What is asked
Rewrite the records as a numbered list, starting at the first line and ending at the line that contains "q3-p2-bottom: 39 bbox=[310, 985, 356, 1015]", with both ends included and no other lines. Leave out blank lines.

Data records

....

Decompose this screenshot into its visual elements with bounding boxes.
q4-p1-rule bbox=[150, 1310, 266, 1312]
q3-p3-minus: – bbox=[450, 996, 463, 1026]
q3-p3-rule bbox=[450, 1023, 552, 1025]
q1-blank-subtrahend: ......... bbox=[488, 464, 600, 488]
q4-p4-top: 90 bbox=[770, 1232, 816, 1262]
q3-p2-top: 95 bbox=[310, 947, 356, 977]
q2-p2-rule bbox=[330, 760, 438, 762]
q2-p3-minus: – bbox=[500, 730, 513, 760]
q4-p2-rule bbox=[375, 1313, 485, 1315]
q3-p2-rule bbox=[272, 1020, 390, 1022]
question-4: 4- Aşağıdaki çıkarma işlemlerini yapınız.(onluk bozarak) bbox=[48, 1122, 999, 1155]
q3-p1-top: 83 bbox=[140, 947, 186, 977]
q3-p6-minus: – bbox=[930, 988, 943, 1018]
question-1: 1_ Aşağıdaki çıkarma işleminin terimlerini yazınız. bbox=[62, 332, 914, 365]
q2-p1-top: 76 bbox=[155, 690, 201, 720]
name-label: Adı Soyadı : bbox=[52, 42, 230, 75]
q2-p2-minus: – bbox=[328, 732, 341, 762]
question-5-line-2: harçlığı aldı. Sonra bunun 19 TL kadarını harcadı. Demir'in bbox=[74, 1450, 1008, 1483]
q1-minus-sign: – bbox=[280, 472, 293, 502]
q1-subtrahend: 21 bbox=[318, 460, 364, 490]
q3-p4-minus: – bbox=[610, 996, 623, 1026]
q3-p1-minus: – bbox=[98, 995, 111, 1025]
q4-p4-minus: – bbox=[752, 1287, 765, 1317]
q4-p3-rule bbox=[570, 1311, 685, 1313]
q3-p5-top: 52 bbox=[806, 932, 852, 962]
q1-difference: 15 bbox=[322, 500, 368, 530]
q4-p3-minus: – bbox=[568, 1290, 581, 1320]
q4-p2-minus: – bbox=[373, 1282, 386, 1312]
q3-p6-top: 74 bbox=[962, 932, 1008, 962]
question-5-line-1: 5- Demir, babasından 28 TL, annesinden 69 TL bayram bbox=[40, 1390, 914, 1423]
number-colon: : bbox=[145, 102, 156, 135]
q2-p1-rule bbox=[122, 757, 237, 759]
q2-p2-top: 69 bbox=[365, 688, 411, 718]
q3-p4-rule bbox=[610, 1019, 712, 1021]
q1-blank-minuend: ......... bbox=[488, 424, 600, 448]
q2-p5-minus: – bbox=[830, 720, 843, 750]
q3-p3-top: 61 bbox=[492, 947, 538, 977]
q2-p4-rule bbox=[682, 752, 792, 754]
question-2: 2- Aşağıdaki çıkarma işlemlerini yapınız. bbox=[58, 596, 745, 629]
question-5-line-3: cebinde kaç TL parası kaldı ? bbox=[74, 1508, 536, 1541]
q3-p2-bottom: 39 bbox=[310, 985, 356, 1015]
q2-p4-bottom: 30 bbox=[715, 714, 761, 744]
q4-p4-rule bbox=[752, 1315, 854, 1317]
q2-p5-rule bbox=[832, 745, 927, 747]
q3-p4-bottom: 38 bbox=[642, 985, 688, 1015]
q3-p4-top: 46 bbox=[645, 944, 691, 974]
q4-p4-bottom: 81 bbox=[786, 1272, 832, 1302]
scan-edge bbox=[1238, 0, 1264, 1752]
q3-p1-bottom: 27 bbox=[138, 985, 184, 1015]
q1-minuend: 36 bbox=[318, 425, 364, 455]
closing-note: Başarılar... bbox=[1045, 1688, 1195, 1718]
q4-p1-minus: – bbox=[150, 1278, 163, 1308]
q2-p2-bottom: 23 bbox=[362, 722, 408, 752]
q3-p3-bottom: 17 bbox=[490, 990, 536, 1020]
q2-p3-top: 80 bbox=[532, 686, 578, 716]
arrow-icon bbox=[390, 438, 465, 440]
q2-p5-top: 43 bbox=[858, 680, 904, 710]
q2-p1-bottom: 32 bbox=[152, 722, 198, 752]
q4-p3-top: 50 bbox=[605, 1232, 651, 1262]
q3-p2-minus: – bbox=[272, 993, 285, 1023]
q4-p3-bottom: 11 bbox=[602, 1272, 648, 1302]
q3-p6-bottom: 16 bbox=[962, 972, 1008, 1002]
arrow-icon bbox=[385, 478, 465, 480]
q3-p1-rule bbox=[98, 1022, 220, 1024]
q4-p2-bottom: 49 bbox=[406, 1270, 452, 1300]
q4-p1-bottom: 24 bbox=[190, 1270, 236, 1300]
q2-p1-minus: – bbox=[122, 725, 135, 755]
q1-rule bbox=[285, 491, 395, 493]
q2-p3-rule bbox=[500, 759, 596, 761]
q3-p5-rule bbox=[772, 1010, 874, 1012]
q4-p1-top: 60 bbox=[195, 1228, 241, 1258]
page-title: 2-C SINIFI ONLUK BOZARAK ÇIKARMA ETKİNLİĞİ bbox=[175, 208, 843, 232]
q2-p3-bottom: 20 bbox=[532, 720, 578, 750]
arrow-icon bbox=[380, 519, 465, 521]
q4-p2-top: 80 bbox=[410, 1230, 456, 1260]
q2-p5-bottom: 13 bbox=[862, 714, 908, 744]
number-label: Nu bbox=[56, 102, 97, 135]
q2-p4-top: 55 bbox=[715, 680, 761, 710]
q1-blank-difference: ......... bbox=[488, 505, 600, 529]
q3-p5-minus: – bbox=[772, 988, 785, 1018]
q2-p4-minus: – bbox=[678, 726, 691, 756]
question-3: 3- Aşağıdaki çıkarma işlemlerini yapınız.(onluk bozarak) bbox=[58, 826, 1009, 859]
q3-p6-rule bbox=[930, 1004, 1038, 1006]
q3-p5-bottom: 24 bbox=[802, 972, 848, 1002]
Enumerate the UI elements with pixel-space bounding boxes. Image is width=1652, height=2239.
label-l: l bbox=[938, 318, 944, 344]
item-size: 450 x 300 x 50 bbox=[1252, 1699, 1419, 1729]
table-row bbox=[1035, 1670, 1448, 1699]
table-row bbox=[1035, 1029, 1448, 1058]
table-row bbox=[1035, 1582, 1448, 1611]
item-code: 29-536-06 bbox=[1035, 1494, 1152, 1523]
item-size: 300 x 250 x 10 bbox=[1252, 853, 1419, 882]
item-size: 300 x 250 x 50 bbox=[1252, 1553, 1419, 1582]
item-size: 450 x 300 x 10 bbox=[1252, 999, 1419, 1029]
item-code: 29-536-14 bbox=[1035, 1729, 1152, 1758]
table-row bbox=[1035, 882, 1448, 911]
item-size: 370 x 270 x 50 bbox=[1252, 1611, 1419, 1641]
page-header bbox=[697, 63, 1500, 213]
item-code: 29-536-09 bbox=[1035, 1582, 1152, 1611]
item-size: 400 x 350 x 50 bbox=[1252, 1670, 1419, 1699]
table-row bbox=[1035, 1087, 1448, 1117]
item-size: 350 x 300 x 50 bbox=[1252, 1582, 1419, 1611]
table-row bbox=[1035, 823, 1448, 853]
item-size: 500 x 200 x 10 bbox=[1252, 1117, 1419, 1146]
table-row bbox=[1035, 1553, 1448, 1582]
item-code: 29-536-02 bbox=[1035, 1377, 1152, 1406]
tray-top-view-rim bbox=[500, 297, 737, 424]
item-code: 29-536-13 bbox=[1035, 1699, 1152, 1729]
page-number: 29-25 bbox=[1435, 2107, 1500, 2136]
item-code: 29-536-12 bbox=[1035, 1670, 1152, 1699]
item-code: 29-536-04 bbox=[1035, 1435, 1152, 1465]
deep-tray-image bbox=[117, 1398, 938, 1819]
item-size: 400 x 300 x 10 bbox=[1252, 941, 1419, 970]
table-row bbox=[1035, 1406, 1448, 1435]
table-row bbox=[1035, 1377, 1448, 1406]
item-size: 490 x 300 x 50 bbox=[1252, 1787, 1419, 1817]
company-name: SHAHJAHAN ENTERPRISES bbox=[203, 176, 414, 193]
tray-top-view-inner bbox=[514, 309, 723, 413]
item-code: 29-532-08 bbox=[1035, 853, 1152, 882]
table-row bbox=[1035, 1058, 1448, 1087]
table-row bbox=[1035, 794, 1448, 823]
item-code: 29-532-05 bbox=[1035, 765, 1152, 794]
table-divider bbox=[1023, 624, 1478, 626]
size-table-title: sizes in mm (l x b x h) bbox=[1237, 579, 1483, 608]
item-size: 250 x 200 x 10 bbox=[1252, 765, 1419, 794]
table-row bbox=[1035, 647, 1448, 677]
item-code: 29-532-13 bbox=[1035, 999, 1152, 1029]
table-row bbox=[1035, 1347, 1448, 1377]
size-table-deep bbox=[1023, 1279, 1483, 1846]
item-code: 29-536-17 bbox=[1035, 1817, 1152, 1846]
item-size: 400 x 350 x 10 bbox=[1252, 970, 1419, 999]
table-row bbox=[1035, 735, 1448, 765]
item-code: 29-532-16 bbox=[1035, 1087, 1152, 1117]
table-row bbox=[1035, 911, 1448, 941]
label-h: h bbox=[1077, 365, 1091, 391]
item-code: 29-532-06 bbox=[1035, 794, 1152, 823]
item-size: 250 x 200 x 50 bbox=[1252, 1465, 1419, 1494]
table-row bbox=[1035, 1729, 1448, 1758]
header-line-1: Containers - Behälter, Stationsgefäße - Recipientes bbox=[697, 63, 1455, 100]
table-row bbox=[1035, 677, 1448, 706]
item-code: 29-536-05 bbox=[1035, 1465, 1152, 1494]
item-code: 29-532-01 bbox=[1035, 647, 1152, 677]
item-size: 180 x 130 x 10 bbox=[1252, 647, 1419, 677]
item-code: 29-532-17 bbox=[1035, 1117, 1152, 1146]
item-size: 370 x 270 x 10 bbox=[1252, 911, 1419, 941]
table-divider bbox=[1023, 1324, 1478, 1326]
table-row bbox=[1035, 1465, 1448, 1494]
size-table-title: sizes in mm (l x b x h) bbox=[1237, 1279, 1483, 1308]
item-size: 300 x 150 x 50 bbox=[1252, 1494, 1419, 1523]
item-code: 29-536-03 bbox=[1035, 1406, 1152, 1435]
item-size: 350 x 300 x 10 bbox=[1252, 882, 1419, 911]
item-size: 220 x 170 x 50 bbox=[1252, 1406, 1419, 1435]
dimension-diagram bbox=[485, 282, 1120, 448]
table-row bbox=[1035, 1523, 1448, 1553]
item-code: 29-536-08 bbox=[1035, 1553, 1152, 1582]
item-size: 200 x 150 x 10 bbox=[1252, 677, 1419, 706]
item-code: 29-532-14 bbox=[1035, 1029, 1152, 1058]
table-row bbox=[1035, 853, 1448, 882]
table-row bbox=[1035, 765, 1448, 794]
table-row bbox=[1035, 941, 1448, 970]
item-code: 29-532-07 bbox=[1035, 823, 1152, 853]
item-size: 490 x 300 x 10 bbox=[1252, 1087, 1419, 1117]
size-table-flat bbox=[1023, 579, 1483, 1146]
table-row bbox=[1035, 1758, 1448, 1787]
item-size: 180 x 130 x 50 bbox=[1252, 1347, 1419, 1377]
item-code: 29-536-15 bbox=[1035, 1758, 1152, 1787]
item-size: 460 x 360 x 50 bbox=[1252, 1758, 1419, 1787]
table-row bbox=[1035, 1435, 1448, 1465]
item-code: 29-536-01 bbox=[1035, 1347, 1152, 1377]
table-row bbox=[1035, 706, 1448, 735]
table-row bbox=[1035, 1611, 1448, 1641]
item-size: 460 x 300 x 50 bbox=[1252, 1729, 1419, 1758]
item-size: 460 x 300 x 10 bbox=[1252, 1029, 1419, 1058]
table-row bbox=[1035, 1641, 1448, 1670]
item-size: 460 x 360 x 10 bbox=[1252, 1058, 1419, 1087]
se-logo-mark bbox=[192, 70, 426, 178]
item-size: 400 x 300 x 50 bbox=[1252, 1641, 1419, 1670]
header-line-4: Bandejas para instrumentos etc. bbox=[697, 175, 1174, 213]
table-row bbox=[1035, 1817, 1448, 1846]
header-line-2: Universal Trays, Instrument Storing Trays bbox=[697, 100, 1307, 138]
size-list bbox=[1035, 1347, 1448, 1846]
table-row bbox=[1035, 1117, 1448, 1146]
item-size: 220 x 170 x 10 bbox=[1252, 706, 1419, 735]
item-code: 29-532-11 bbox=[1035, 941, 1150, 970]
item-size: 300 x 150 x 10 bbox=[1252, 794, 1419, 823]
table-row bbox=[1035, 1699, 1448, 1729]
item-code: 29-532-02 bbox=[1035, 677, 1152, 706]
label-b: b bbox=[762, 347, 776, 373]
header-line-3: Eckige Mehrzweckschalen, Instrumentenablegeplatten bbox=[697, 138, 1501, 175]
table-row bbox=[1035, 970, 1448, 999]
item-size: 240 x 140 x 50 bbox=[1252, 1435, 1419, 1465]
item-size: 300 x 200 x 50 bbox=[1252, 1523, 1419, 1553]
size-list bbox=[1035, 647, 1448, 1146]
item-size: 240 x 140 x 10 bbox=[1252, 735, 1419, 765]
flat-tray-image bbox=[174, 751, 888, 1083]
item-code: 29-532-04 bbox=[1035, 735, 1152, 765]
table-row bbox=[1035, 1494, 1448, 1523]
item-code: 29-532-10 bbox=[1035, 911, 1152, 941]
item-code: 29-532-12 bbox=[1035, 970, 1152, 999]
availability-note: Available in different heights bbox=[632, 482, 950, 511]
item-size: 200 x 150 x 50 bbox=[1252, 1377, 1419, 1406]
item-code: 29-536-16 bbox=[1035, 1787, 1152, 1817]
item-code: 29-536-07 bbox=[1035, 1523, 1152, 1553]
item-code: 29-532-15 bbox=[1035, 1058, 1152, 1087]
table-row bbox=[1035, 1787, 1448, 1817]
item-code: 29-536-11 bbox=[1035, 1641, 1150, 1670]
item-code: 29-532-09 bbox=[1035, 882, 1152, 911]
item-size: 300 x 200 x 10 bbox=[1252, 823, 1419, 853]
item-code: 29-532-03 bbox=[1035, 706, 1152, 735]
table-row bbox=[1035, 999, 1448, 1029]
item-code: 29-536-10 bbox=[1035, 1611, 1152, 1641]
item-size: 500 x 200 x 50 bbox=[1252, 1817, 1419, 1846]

....

Response
1. Decompose this screenshot into its visual elements with bounding boxes.
2. q4-p1-rule bbox=[150, 1310, 266, 1312]
3. q3-p3-minus: – bbox=[450, 996, 463, 1026]
4. q3-p3-rule bbox=[450, 1023, 552, 1025]
5. q1-blank-subtrahend: ......... bbox=[488, 464, 600, 488]
6. q4-p4-top: 90 bbox=[770, 1232, 816, 1262]
7. q3-p2-top: 95 bbox=[310, 947, 356, 977]
8. q2-p2-rule bbox=[330, 760, 438, 762]
9. q2-p3-minus: – bbox=[500, 730, 513, 760]
10. q4-p2-rule bbox=[375, 1313, 485, 1315]
11. q3-p2-rule bbox=[272, 1020, 390, 1022]
12. question-4: 4- Aşağıdaki çıkarma işlemlerini yapınız.(onluk bozarak) bbox=[48, 1122, 999, 1155]
13. q3-p1-top: 83 bbox=[140, 947, 186, 977]
14. q3-p6-minus: – bbox=[930, 988, 943, 1018]
15. question-1: 1_ Aşağıdaki çıkarma işleminin terimlerini yazınız. bbox=[62, 332, 914, 365]
16. q2-p1-top: 76 bbox=[155, 690, 201, 720]
17. name-label: Adı Soyadı : bbox=[52, 42, 230, 75]
18. q2-p2-minus: – bbox=[328, 732, 341, 762]
19. question-5-line-2: harçlığı aldı. Sonra bunun 19 TL kadarını harcadı. Demir'in bbox=[74, 1450, 1008, 1483]
20. q1-minus-sign: – bbox=[280, 472, 293, 502]
21. q1-subtrahend: 21 bbox=[318, 460, 364, 490]
22. q3-p4-minus: – bbox=[610, 996, 623, 1026]
23. q3-p1-minus: – bbox=[98, 995, 111, 1025]
24. q4-p4-minus: – bbox=[752, 1287, 765, 1317]
25. q4-p3-rule bbox=[570, 1311, 685, 1313]
26. q3-p5-top: 52 bbox=[806, 932, 852, 962]
27. q1-difference: 15 bbox=[322, 500, 368, 530]
28. q4-p3-minus: – bbox=[568, 1290, 581, 1320]
29. q4-p2-minus: – bbox=[373, 1282, 386, 1312]
30. q3-p6-top: 74 bbox=[962, 932, 1008, 962]
31. question-5-line-1: 5- Demir, babasından 28 TL, annesinden 69 TL bayram bbox=[40, 1390, 914, 1423]
32. number-colon: : bbox=[145, 102, 156, 135]
33. q2-p1-rule bbox=[122, 757, 237, 759]
34. q2-p2-top: 69 bbox=[365, 688, 411, 718]
35. q3-p4-rule bbox=[610, 1019, 712, 1021]
36. q1-blank-minuend: ......... bbox=[488, 424, 600, 448]
37. q2-p5-minus: – bbox=[830, 720, 843, 750]
38. q3-p3-top: 61 bbox=[492, 947, 538, 977]
39. q2-p4-rule bbox=[682, 752, 792, 754]
40. question-2: 2- Aşağıdaki çıkarma işlemlerini yapınız. bbox=[58, 596, 745, 629]
41. question-5-line-3: cebinde kaç TL parası kaldı ? bbox=[74, 1508, 536, 1541]
42. q3-p2-bottom: 39 bbox=[310, 985, 356, 1015]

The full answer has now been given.